------ Excerpted data
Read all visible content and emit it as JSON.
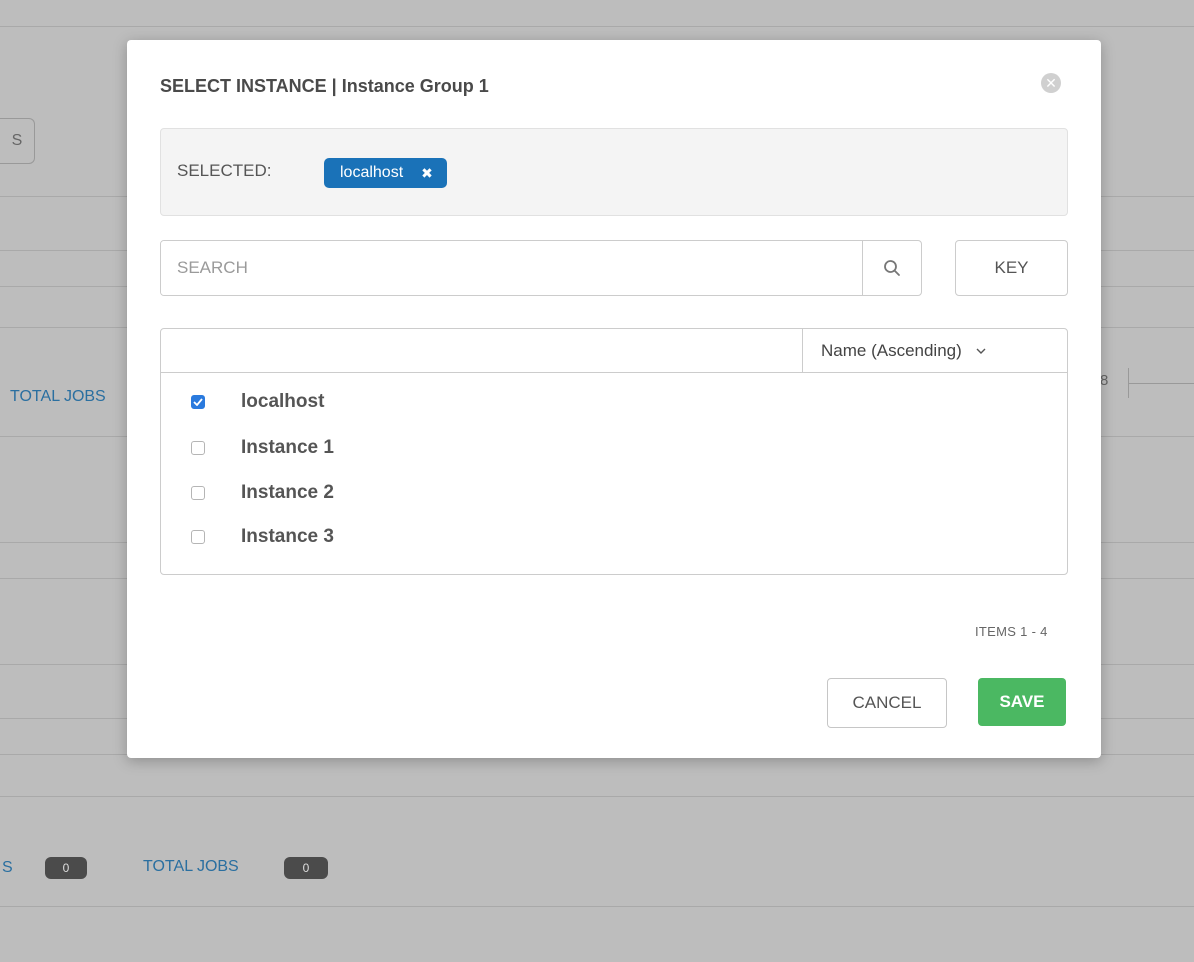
{
  "modal": {
    "title": "SELECT INSTANCE | Instance Group 1",
    "close_icon": "x-circle-icon",
    "selected_label": "SELECTED:",
    "selected_tags": [
      {
        "label": "localhost",
        "remove": "✖"
      }
    ],
    "search": {
      "placeholder": "SEARCH",
      "icon": "search-icon"
    },
    "key_label": "KEY",
    "sort_label": "Name (Ascending)",
    "sort_chevron": "⌄",
    "rows": [
      {
        "label": "localhost",
        "checked": true
      },
      {
        "label": "Instance 1",
        "checked": false
      },
      {
        "label": "Instance 2",
        "checked": false
      },
      {
        "label": "Instance 3",
        "checked": false
      }
    ],
    "items": "ITEMS  1 - 4",
    "cancel_label": "CANCEL",
    "save_label": "SAVE"
  },
  "background": {
    "edge_button_text": "S",
    "total_jobs_label_top": "TOTAL JOBS",
    "right_number": "8",
    "bottom_left_fragment": "S",
    "badge_left_value": "0",
    "total_jobs_label_bottom": "TOTAL JOBS",
    "badge_right_value": "0"
  },
  "colors": {
    "accent_blue": "#1a72b8",
    "checkbox_blue": "#2a7ade",
    "save_green": "#4bb862",
    "link_blue": "#2a6fa0"
  }
}
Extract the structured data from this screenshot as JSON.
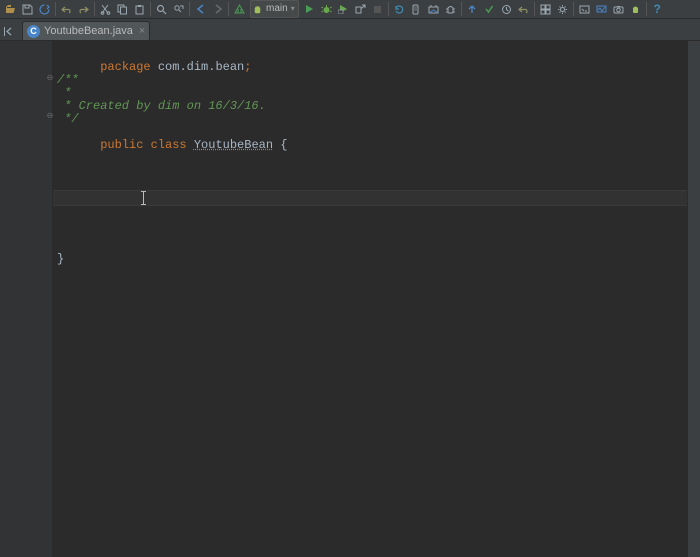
{
  "toolbar": {
    "run_config_label": "main"
  },
  "tab": {
    "filename": "YoutubeBean.java",
    "icon_letter": "C"
  },
  "code": {
    "l1_kw": "package",
    "l1_pkg": " com.dim.bean",
    "l1_semi": ";",
    "l2": "/**",
    "l3": " *",
    "l4": " * Created by dim on 16/3/16.",
    "l5": " */",
    "l6_kw": "public class ",
    "l6_cls": "YoutubeBean",
    "l6_rest": " {",
    "l_end": "}"
  }
}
------------
What you have to do:
Repeat the listing in full and exactly. Leave any pictures out.

Answer below:
Read all visible content and emit it as JSON.
{
  "modal": {
    "title": "SELECT INSTANCE | Instance Group 1",
    "close_icon": "x-circle-icon",
    "selected_label": "SELECTED:",
    "selected_tags": [
      {
        "label": "localhost",
        "remove": "✖"
      }
    ],
    "search": {
      "placeholder": "SEARCH",
      "icon": "search-icon"
    },
    "key_label": "KEY",
    "sort_label": "Name (Ascending)",
    "sort_chevron": "⌄",
    "rows": [
      {
        "label": "localhost",
        "checked": true
      },
      {
        "label": "Instance 1",
        "checked": false
      },
      {
        "label": "Instance 2",
        "checked": false
      },
      {
        "label": "Instance 3",
        "checked": false
      }
    ],
    "items": "ITEMS  1 - 4",
    "cancel_label": "CANCEL",
    "save_label": "SAVE"
  },
  "background": {
    "edge_button_text": "S",
    "total_jobs_label_top": "TOTAL JOBS",
    "right_number": "8",
    "bottom_left_fragment": "S",
    "badge_left_value": "0",
    "total_jobs_label_bottom": "TOTAL JOBS",
    "badge_right_value": "0"
  },
  "colors": {
    "accent_blue": "#1a72b8",
    "checkbox_blue": "#2a7ade",
    "save_green": "#4bb862",
    "link_blue": "#2a6fa0"
  }
}
Extract the structured data from this screenshot as JSON.
{
  "toolbar": {
    "run_config_label": "main"
  },
  "tab": {
    "filename": "YoutubeBean.java",
    "icon_letter": "C"
  },
  "code": {
    "l1_kw": "package",
    "l1_pkg": " com.dim.bean",
    "l1_semi": ";",
    "l2": "/**",
    "l3": " *",
    "l4": " * Created by dim on 16/3/16.",
    "l5": " */",
    "l6_kw": "public class ",
    "l6_cls": "YoutubeBean",
    "l6_rest": " {",
    "l_end": "}"
  }
}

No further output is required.